[Collected data entries]
* BEGIN *

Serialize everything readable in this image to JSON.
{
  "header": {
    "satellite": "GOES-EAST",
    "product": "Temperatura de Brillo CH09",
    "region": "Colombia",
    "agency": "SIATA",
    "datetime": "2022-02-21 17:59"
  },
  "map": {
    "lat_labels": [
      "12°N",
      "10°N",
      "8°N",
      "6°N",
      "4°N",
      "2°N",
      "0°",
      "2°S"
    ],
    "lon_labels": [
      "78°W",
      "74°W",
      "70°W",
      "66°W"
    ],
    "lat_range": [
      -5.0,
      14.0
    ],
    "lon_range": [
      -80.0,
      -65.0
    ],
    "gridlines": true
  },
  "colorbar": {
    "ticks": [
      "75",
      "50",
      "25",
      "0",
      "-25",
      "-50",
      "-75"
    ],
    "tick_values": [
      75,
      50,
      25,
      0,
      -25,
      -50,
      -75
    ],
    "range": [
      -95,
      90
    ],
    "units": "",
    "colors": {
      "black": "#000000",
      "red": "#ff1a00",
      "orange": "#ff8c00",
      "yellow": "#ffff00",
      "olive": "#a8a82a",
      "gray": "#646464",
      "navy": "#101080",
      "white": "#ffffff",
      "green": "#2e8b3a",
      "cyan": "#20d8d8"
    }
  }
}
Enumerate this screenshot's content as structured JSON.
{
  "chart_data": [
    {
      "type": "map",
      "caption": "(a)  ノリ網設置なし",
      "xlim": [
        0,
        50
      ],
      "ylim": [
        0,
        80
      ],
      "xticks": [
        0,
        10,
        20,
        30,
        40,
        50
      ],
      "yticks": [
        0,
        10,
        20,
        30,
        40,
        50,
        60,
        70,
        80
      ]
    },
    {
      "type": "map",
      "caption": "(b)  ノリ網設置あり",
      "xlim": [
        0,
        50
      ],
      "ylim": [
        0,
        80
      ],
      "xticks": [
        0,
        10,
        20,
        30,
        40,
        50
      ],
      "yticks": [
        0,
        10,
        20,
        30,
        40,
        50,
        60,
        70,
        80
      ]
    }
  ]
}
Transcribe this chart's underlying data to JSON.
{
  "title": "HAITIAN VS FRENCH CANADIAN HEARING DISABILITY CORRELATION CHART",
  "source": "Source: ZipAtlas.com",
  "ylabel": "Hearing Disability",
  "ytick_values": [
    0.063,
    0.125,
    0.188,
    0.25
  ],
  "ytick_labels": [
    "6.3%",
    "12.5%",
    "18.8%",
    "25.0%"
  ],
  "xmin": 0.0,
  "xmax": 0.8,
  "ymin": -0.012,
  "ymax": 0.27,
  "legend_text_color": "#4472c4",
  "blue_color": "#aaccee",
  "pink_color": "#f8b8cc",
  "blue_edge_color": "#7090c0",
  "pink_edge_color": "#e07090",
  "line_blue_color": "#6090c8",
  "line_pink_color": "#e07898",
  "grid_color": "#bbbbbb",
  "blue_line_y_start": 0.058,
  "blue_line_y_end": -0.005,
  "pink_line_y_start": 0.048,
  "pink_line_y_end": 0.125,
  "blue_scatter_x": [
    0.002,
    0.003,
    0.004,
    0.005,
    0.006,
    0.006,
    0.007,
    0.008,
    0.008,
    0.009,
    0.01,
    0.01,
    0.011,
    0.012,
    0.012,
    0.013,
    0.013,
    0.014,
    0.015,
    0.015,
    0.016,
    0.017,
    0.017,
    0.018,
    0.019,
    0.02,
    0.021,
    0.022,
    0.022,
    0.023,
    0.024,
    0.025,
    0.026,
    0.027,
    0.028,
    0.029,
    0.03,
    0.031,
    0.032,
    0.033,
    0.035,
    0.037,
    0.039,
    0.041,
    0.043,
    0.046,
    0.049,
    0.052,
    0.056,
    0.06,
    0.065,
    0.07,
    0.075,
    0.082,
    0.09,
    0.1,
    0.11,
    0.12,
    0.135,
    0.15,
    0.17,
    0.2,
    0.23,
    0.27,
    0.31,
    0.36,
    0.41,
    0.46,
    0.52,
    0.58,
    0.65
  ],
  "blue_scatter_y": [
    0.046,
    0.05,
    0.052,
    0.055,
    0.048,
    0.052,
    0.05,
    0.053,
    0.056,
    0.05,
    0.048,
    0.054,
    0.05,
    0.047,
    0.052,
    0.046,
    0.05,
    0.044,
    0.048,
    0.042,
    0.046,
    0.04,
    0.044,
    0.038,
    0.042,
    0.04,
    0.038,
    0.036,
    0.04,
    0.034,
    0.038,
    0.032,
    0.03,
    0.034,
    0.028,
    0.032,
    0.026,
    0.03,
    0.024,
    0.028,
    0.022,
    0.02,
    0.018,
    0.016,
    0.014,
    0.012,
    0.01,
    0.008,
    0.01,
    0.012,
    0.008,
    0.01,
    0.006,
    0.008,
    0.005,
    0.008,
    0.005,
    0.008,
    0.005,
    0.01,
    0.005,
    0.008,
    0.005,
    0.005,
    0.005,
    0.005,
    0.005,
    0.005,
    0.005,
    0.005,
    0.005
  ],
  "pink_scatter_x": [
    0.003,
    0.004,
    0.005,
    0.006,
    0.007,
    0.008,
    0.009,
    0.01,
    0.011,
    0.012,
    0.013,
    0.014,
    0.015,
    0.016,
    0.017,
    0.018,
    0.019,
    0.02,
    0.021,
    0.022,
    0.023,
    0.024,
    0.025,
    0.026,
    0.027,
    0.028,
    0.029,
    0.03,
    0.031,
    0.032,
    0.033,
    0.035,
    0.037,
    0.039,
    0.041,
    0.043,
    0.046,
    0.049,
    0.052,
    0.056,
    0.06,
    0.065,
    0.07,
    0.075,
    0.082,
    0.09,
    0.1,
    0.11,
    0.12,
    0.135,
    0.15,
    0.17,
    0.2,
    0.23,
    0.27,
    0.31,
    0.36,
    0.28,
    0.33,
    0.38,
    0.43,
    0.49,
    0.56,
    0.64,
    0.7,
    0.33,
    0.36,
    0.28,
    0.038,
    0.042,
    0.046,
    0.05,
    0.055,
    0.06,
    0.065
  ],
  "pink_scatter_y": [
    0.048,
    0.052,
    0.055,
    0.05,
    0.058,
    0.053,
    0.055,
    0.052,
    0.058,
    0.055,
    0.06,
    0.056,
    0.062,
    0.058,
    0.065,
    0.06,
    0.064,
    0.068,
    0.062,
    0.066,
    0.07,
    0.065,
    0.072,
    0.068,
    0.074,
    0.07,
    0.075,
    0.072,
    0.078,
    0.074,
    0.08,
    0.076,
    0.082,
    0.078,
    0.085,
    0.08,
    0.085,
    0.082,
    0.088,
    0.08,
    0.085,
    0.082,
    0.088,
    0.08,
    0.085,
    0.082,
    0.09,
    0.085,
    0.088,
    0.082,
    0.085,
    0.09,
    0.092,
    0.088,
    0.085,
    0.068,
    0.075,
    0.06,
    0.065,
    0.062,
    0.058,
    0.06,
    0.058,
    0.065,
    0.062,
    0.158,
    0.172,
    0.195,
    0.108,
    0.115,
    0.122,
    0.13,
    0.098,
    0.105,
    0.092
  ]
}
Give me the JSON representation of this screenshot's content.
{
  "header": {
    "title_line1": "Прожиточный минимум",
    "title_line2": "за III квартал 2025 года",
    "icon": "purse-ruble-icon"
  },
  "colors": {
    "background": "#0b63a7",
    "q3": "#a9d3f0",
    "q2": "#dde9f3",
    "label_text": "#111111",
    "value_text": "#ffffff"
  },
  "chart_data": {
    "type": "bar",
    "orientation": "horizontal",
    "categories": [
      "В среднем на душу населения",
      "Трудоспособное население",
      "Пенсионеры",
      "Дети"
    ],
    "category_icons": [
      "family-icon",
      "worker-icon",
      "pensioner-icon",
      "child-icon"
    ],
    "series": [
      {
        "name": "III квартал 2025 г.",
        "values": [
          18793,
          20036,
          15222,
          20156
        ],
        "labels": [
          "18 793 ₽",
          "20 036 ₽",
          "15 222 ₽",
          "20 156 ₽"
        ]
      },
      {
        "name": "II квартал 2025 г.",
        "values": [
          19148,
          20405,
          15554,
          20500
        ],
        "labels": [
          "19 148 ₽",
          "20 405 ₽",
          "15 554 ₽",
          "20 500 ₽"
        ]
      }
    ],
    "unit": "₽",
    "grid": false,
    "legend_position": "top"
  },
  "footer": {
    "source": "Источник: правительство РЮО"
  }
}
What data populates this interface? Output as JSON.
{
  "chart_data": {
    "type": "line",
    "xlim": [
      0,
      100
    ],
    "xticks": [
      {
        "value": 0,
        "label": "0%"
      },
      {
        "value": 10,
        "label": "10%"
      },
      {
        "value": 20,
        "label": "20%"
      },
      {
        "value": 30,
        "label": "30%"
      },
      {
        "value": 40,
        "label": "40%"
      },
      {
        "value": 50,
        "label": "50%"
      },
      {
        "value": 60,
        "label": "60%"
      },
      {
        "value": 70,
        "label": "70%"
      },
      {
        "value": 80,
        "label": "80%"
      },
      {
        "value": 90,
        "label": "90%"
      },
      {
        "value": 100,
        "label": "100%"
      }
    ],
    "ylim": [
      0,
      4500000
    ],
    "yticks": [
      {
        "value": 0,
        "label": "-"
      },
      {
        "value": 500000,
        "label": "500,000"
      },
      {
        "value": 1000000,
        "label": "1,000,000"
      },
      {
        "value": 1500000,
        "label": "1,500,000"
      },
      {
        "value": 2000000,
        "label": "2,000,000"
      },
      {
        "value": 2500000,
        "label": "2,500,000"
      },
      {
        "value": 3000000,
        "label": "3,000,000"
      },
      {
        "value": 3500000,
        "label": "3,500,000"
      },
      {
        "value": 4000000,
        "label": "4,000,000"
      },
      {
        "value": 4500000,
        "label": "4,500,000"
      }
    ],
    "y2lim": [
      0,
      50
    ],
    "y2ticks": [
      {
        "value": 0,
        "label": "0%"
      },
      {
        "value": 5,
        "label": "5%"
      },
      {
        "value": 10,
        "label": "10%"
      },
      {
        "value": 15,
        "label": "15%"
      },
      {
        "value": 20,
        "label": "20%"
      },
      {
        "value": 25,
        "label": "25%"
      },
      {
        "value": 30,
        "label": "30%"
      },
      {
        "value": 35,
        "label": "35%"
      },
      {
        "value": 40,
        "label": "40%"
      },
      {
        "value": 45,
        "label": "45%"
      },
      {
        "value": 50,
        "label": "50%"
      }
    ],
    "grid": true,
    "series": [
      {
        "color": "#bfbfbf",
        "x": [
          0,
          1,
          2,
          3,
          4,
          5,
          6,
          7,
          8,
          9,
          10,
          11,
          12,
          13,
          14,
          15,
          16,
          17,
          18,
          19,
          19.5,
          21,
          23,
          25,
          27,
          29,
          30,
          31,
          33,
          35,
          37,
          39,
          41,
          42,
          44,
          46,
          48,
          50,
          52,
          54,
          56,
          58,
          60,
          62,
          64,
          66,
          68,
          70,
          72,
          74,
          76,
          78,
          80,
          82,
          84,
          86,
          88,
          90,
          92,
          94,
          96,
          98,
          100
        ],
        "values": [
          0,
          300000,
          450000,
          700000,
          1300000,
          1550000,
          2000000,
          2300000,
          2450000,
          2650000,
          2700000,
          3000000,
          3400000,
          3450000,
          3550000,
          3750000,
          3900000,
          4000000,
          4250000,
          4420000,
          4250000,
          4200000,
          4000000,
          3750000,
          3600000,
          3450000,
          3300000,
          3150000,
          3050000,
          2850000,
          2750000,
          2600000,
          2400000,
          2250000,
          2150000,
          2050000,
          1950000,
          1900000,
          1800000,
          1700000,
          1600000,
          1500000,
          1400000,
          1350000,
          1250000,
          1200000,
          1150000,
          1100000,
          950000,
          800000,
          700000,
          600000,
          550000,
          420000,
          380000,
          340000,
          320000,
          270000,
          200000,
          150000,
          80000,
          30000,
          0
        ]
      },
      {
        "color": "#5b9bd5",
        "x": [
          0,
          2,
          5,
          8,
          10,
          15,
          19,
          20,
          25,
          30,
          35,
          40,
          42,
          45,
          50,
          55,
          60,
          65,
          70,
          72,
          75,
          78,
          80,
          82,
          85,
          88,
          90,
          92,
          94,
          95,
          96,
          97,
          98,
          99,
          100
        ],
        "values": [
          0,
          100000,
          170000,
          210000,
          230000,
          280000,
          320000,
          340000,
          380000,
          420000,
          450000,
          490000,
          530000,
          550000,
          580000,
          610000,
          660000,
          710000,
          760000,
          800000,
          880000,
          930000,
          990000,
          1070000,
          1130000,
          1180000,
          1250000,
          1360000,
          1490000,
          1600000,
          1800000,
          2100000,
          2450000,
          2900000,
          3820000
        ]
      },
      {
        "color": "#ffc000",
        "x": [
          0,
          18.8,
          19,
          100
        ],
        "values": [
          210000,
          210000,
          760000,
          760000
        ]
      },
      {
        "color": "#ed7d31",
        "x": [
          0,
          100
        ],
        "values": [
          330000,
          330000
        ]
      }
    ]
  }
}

* END *

Lines containing the string "this" are to be selected and copied.

• **Correct output**:
Serialize everything readable in this image to JSON.
Enumerate this screenshot's content as structured JSON.
Transcribe this chart's underlying data to JSON.
Give me the JSON representation of this screenshot's content.
What data populates this interface? Output as JSON.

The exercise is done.